● **YOUR TASK**: Only the pictures should be dropped; every line of the data must come back exactly as written.
=== SOURCE MATERIAL ===
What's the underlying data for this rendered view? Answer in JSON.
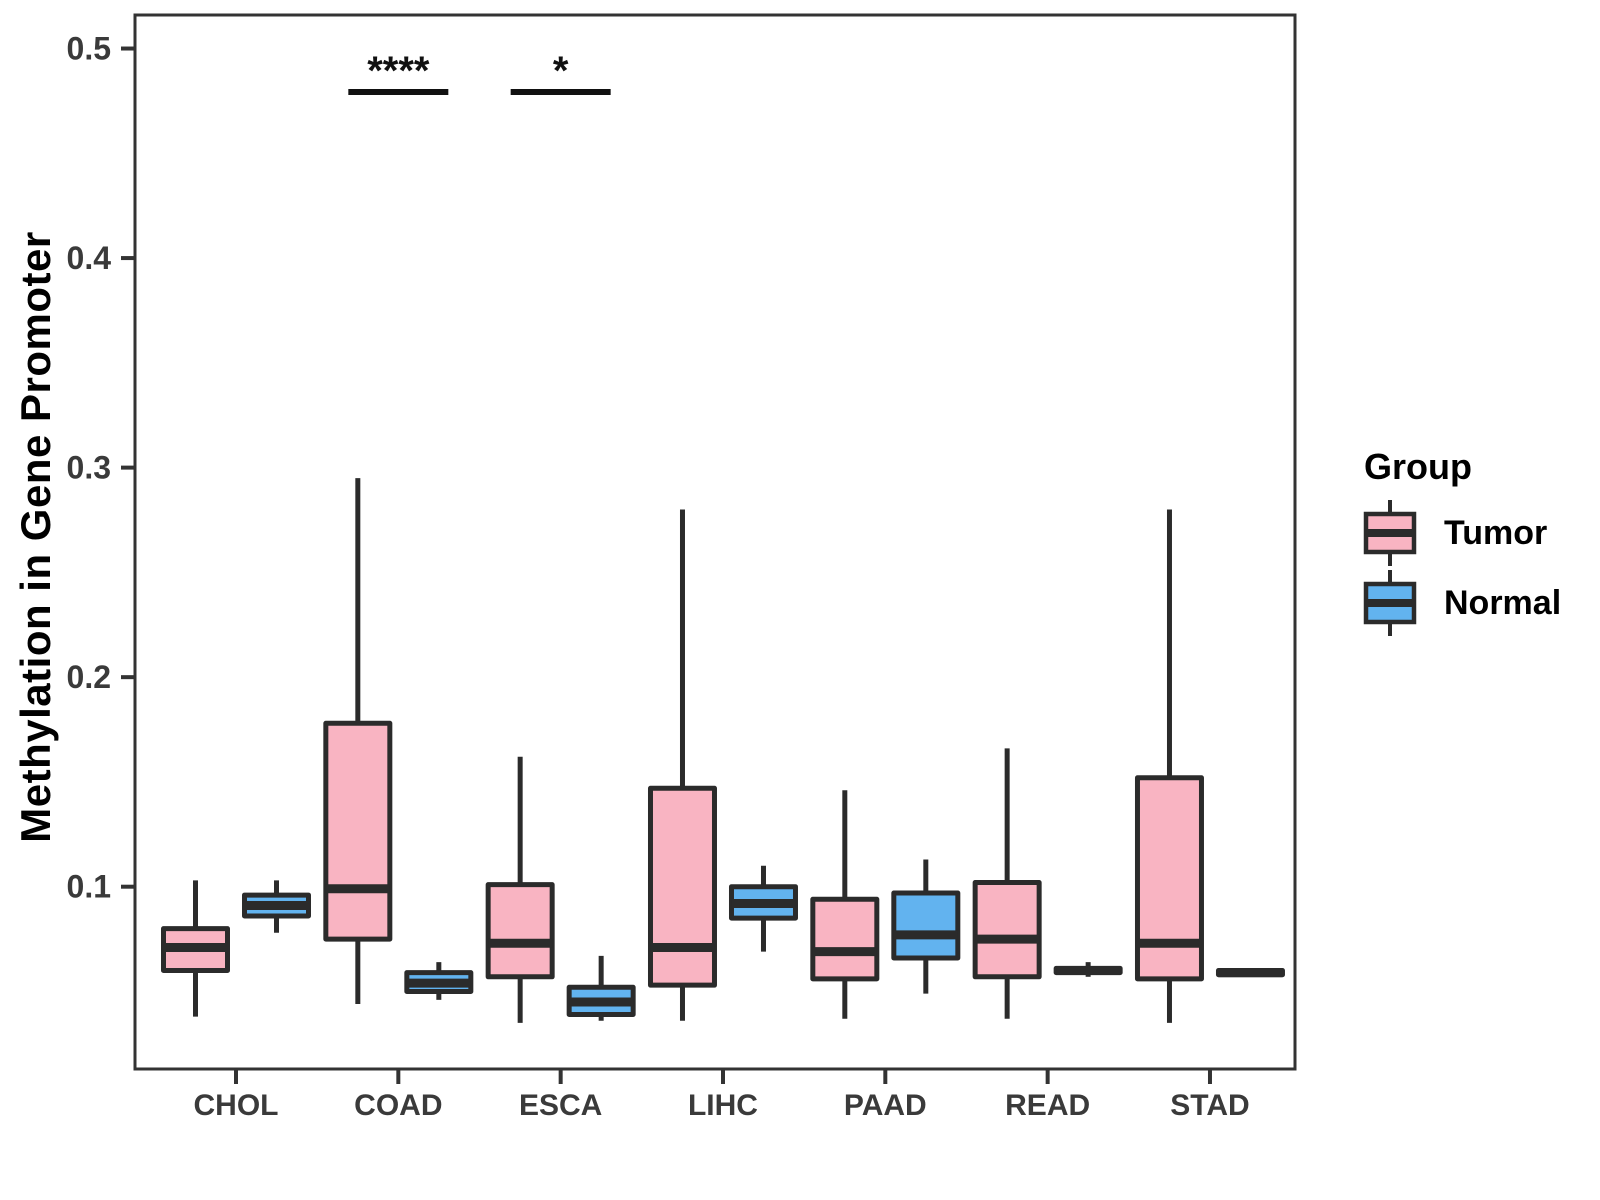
{
  "chart_data": {
    "type": "boxplot",
    "title": "",
    "xlabel": "",
    "ylabel": "Methylation in Gene Promoter",
    "categories": [
      "CHOL",
      "COAD",
      "ESCA",
      "LIHC",
      "PAAD",
      "READ",
      "STAD"
    ],
    "y_ticks": [
      0.5,
      0.4,
      0.3,
      0.2,
      0.1
    ],
    "ylim": [
      0.013,
      0.516
    ],
    "grid": false,
    "colors": {
      "tumor_fill": "#F9B4C2",
      "normal_fill": "#62B3EF",
      "stroke": "#2B2B2B",
      "axis": "#333333",
      "tick_text": "#3A3A3A"
    },
    "series": [
      {
        "name": "Tumor",
        "boxes": [
          {
            "category": "CHOL",
            "min": 0.038,
            "q1": 0.06,
            "median": 0.071,
            "q3": 0.08,
            "max": 0.103
          },
          {
            "category": "COAD",
            "min": 0.044,
            "q1": 0.075,
            "median": 0.099,
            "q3": 0.178,
            "max": 0.295
          },
          {
            "category": "ESCA",
            "min": 0.035,
            "q1": 0.057,
            "median": 0.073,
            "q3": 0.101,
            "max": 0.162
          },
          {
            "category": "LIHC",
            "min": 0.036,
            "q1": 0.053,
            "median": 0.071,
            "q3": 0.147,
            "max": 0.28
          },
          {
            "category": "PAAD",
            "min": 0.037,
            "q1": 0.056,
            "median": 0.069,
            "q3": 0.094,
            "max": 0.146
          },
          {
            "category": "READ",
            "min": 0.037,
            "q1": 0.057,
            "median": 0.075,
            "q3": 0.102,
            "max": 0.166
          },
          {
            "category": "STAD",
            "min": 0.035,
            "q1": 0.056,
            "median": 0.073,
            "q3": 0.152,
            "max": 0.28
          }
        ]
      },
      {
        "name": "Normal",
        "boxes": [
          {
            "category": "CHOL",
            "min": 0.078,
            "q1": 0.086,
            "median": 0.091,
            "q3": 0.096,
            "max": 0.103
          },
          {
            "category": "COAD",
            "min": 0.046,
            "q1": 0.05,
            "median": 0.054,
            "q3": 0.059,
            "max": 0.064
          },
          {
            "category": "ESCA",
            "min": 0.036,
            "q1": 0.039,
            "median": 0.045,
            "q3": 0.052,
            "max": 0.067
          },
          {
            "category": "LIHC",
            "min": 0.069,
            "q1": 0.085,
            "median": 0.092,
            "q3": 0.1,
            "max": 0.11
          },
          {
            "category": "PAAD",
            "min": 0.049,
            "q1": 0.066,
            "median": 0.077,
            "q3": 0.097,
            "max": 0.113
          },
          {
            "category": "READ",
            "min": 0.057,
            "q1": 0.059,
            "median": 0.06,
            "q3": 0.061,
            "max": 0.064
          },
          {
            "category": "STAD",
            "min": 0.058,
            "q1": 0.058,
            "median": 0.059,
            "q3": 0.06,
            "max": 0.06
          }
        ]
      }
    ],
    "annotations": [
      {
        "category": "COAD",
        "text": "****"
      },
      {
        "category": "ESCA",
        "text": "*"
      }
    ],
    "legend": {
      "title": "Group",
      "position": "right",
      "entries": [
        {
          "label": "Tumor"
        },
        {
          "label": "Normal"
        }
      ]
    }
  }
}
===
● **WRITTEN RESPONSE**:
What's the underlying data for this rendered view? Answer in JSON.
{
  "chart_data": {
    "type": "boxplot",
    "title": "",
    "xlabel": "",
    "ylabel": "Methylation in Gene Promoter",
    "categories": [
      "CHOL",
      "COAD",
      "ESCA",
      "LIHC",
      "PAAD",
      "READ",
      "STAD"
    ],
    "y_ticks": [
      0.5,
      0.4,
      0.3,
      0.2,
      0.1
    ],
    "ylim": [
      0.013,
      0.516
    ],
    "grid": false,
    "colors": {
      "tumor_fill": "#F9B4C2",
      "normal_fill": "#62B3EF",
      "stroke": "#2B2B2B",
      "axis": "#333333",
      "tick_text": "#3A3A3A"
    },
    "series": [
      {
        "name": "Tumor",
        "boxes": [
          {
            "category": "CHOL",
            "min": 0.038,
            "q1": 0.06,
            "median": 0.071,
            "q3": 0.08,
            "max": 0.103
          },
          {
            "category": "COAD",
            "min": 0.044,
            "q1": 0.075,
            "median": 0.099,
            "q3": 0.178,
            "max": 0.295
          },
          {
            "category": "ESCA",
            "min": 0.035,
            "q1": 0.057,
            "median": 0.073,
            "q3": 0.101,
            "max": 0.162
          },
          {
            "category": "LIHC",
            "min": 0.036,
            "q1": 0.053,
            "median": 0.071,
            "q3": 0.147,
            "max": 0.28
          },
          {
            "category": "PAAD",
            "min": 0.037,
            "q1": 0.056,
            "median": 0.069,
            "q3": 0.094,
            "max": 0.146
          },
          {
            "category": "READ",
            "min": 0.037,
            "q1": 0.057,
            "median": 0.075,
            "q3": 0.102,
            "max": 0.166
          },
          {
            "category": "STAD",
            "min": 0.035,
            "q1": 0.056,
            "median": 0.073,
            "q3": 0.152,
            "max": 0.28
          }
        ]
      },
      {
        "name": "Normal",
        "boxes": [
          {
            "category": "CHOL",
            "min": 0.078,
            "q1": 0.086,
            "median": 0.091,
            "q3": 0.096,
            "max": 0.103
          },
          {
            "category": "COAD",
            "min": 0.046,
            "q1": 0.05,
            "median": 0.054,
            "q3": 0.059,
            "max": 0.064
          },
          {
            "category": "ESCA",
            "min": 0.036,
            "q1": 0.039,
            "median": 0.045,
            "q3": 0.052,
            "max": 0.067
          },
          {
            "category": "LIHC",
            "min": 0.069,
            "q1": 0.085,
            "median": 0.092,
            "q3": 0.1,
            "max": 0.11
          },
          {
            "category": "PAAD",
            "min": 0.049,
            "q1": 0.066,
            "median": 0.077,
            "q3": 0.097,
            "max": 0.113
          },
          {
            "category": "READ",
            "min": 0.057,
            "q1": 0.059,
            "median": 0.06,
            "q3": 0.061,
            "max": 0.064
          },
          {
            "category": "STAD",
            "min": 0.058,
            "q1": 0.058,
            "median": 0.059,
            "q3": 0.06,
            "max": 0.06
          }
        ]
      }
    ],
    "annotations": [
      {
        "category": "COAD",
        "text": "****"
      },
      {
        "category": "ESCA",
        "text": "*"
      }
    ],
    "legend": {
      "title": "Group",
      "position": "right",
      "entries": [
        {
          "label": "Tumor"
        },
        {
          "label": "Normal"
        }
      ]
    }
  }
}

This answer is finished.